:: Supplied records ::
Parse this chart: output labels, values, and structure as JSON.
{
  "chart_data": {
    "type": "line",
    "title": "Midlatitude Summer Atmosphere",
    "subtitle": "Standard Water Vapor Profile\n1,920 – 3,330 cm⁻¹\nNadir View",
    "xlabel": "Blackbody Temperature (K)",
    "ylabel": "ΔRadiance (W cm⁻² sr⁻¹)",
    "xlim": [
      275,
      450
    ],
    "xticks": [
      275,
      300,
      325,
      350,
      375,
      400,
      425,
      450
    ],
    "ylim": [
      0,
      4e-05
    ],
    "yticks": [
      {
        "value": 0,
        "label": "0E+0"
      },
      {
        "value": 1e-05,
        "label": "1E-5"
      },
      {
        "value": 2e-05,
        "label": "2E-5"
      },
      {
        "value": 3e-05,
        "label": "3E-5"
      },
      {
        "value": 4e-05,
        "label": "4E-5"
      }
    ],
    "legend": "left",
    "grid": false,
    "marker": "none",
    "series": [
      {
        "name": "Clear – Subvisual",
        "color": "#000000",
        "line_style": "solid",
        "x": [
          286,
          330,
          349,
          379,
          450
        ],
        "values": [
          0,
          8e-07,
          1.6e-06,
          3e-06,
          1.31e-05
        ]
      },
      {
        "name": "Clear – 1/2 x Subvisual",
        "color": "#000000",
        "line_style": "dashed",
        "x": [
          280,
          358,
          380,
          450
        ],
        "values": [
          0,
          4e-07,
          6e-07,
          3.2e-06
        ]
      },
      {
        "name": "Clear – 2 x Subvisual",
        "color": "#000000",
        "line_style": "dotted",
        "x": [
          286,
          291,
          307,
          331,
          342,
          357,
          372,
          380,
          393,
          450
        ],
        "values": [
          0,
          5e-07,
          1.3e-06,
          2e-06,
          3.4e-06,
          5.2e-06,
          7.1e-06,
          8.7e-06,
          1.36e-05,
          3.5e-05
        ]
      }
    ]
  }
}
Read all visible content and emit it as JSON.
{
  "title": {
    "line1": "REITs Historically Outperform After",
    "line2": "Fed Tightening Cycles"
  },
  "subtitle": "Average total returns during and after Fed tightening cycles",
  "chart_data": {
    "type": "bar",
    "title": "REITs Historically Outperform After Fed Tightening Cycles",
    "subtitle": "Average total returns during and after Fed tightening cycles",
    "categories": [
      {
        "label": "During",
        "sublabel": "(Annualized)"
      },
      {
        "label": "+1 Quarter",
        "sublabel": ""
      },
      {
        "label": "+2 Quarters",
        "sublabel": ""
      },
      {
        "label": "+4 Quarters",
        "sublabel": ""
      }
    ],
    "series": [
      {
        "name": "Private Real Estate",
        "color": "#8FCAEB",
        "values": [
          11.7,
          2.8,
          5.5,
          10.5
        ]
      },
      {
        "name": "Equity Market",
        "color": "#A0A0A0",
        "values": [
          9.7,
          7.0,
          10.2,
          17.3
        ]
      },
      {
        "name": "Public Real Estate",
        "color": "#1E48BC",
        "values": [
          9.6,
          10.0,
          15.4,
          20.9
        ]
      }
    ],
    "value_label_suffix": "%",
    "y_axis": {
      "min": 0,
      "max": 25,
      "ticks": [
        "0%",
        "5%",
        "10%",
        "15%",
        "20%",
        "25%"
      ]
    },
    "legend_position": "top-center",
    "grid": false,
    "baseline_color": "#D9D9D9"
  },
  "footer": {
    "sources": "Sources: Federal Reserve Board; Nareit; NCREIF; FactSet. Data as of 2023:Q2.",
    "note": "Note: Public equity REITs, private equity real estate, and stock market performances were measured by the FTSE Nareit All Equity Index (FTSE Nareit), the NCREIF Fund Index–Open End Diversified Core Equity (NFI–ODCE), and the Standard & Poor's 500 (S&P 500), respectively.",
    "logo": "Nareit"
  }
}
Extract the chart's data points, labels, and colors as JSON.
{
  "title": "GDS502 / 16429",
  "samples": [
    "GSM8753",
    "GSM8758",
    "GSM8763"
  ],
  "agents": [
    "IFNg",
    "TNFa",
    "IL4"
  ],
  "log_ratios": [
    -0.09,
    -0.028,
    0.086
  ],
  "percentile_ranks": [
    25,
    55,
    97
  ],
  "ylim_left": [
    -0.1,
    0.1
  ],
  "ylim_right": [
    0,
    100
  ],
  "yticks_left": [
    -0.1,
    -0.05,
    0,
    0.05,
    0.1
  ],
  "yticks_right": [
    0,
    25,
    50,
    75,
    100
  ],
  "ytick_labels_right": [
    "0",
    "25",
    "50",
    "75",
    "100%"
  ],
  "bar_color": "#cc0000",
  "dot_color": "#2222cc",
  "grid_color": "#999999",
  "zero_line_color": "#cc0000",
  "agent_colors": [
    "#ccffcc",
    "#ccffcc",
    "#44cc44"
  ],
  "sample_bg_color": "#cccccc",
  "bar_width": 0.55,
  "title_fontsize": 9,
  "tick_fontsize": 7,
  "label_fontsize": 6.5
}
:::
Given request: Pick out each line containing "total" and report it.

Completed exercise:
  "subtitle": "Average total returns during and after Fed tightening cycles",
    "subtitle": "Average total returns during and after Fed tightening cycles",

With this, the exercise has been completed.